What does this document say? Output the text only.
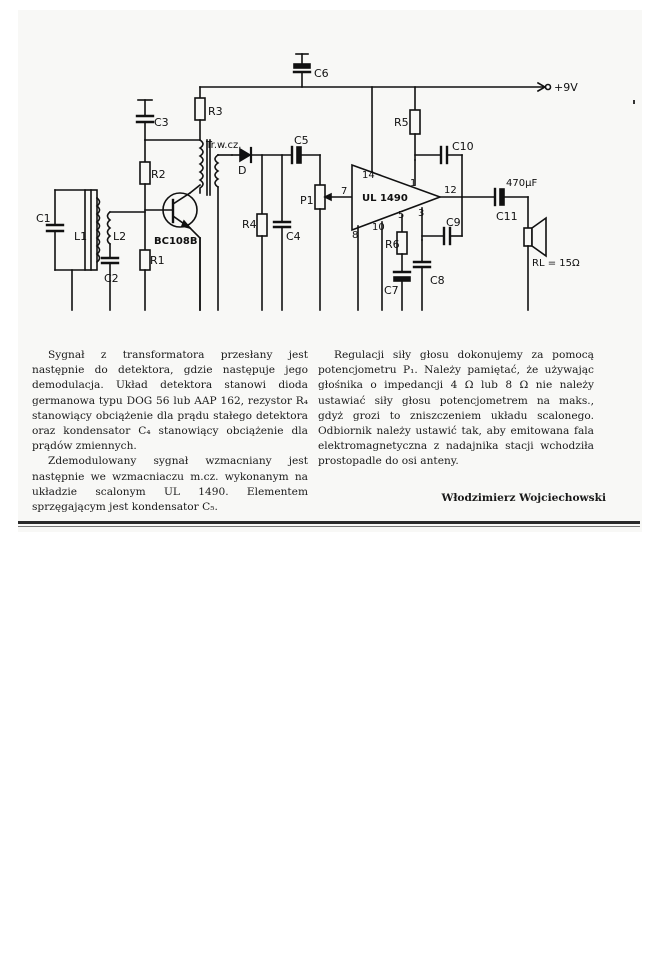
C6
+9V
R3
C3	R5
C10
C5
Tr.w.cz.
D
R2	14
1
7	12
470µF
UL 1490
P1
C1
L1 L2
R4
C4
C11
C9
5 3
8
10
R6
BC108B
R1
C2
RL = 15Ω
C7
C8

Sygnał z transformatora przesłany jest następnie do detektora, gdzie następuje jego demodulacja. Układ detektora stanowi dioda germanowa typu DOG 56 lub AAP 162, rezystor R₄ stanowiący obciążenie dla prądu stałego detektora oraz kondensator C₄ stanowiący obciążenie dla prądów zmiennych.

Zdemodulowany sygnał wzmacniany jest następnie we wzmacniaczu m.cz. wykonanym na układzie scalonym UL 1490. Elementem sprzęgającym jest kondensator C₅.

Regulacji siły głosu dokonujemy za pomocą potencjometru P₁. Należy pamiętać, że używając głośnika o impedancji 4 Ω lub 8 Ω nie należy ustawiać siły głosu potencjometrem na maks., gdyż grozi to zniszczeniem układu scalonego. Odbiornik należy ustawić tak, aby emitowana fala elektromagnetyczna z nadajnika stacji wchodziła prostopadle do osi anteny.

Włodzimierz Wojciechowski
● ● ● ●
◆ PROBLEM DETAILS: State how many lines above contain the string "jest", with no other words.

◆ RESULT OF THE EXERCISE: 2